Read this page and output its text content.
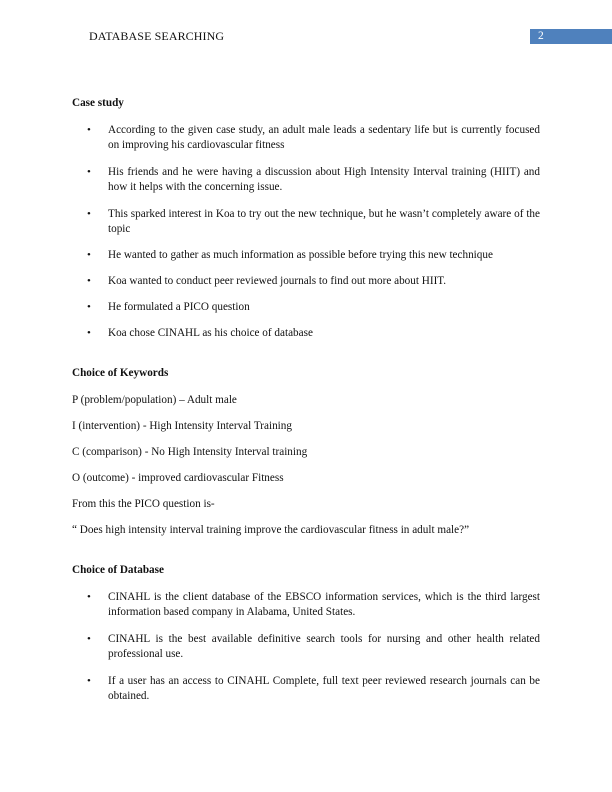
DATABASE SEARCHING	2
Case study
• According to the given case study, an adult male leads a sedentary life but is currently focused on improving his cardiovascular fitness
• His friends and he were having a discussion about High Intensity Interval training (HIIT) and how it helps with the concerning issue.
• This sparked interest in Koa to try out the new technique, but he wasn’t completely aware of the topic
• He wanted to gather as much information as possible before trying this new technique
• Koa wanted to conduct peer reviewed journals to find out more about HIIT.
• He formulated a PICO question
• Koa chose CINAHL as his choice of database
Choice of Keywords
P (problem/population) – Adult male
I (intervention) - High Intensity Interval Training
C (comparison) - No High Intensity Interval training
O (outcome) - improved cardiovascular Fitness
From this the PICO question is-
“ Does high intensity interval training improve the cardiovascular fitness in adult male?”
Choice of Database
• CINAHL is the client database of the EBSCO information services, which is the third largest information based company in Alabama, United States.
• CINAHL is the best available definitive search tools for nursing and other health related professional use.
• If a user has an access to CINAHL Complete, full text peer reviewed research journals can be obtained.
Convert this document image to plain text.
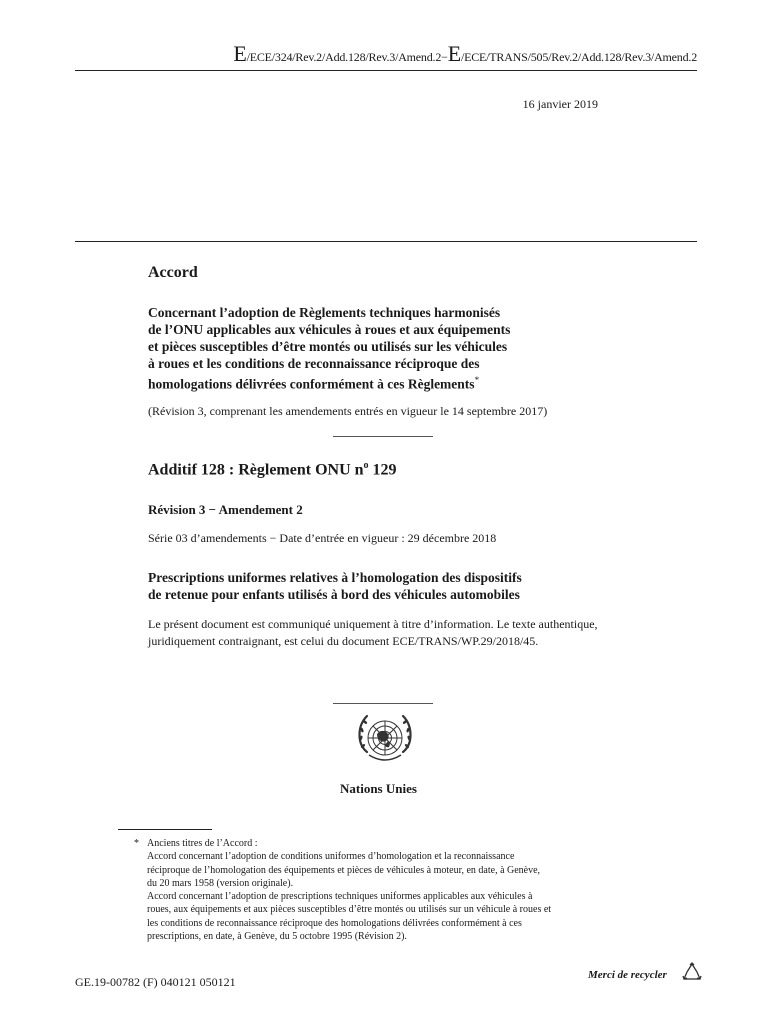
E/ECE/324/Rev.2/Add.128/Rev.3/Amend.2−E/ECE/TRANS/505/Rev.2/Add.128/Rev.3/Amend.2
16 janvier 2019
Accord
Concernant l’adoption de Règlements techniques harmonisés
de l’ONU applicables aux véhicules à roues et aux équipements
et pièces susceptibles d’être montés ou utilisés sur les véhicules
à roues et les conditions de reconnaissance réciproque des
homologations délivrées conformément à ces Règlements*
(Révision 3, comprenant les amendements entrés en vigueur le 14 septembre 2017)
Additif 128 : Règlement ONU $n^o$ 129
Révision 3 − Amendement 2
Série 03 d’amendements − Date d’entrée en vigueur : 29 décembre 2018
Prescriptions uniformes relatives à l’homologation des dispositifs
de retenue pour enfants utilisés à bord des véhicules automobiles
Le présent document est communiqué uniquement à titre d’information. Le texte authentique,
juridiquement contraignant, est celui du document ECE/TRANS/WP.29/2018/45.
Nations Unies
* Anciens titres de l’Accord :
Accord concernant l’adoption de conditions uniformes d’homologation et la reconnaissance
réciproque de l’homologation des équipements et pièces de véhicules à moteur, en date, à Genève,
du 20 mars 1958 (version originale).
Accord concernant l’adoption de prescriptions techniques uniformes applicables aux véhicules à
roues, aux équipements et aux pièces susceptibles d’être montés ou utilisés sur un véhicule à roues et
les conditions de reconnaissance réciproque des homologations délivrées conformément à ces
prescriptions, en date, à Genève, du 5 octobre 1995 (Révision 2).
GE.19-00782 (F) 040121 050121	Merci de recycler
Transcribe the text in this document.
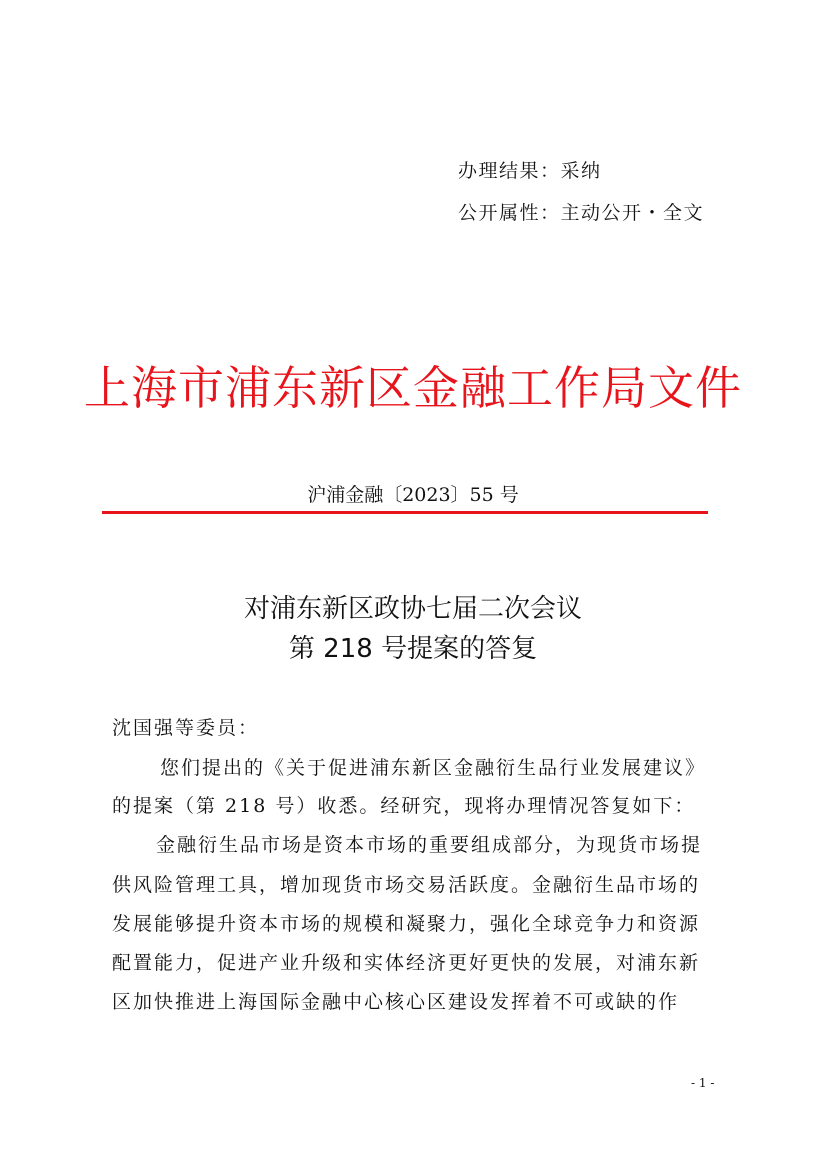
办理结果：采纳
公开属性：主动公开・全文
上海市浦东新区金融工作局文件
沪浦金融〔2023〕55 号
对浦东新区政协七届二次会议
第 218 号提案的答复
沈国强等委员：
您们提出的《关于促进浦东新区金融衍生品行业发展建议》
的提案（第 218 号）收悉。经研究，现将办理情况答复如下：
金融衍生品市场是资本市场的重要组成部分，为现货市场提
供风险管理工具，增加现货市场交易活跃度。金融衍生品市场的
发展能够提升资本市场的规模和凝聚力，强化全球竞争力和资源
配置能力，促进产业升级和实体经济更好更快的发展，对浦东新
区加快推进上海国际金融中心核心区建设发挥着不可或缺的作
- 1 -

----------

-- Short task --
Return each line where "CINAHL" shows up.

-- Task result --
• Koa chose CINAHL as his choice of database
• CINAHL is the client database of the EBSCO information services, which is the third largest information based company in Alabama, United States.
• CINAHL is the best available definitive search tools for nursing and other health related professional use.
• If a user has an access to CINAHL Complete, full text peer reviewed research journals can be obtained.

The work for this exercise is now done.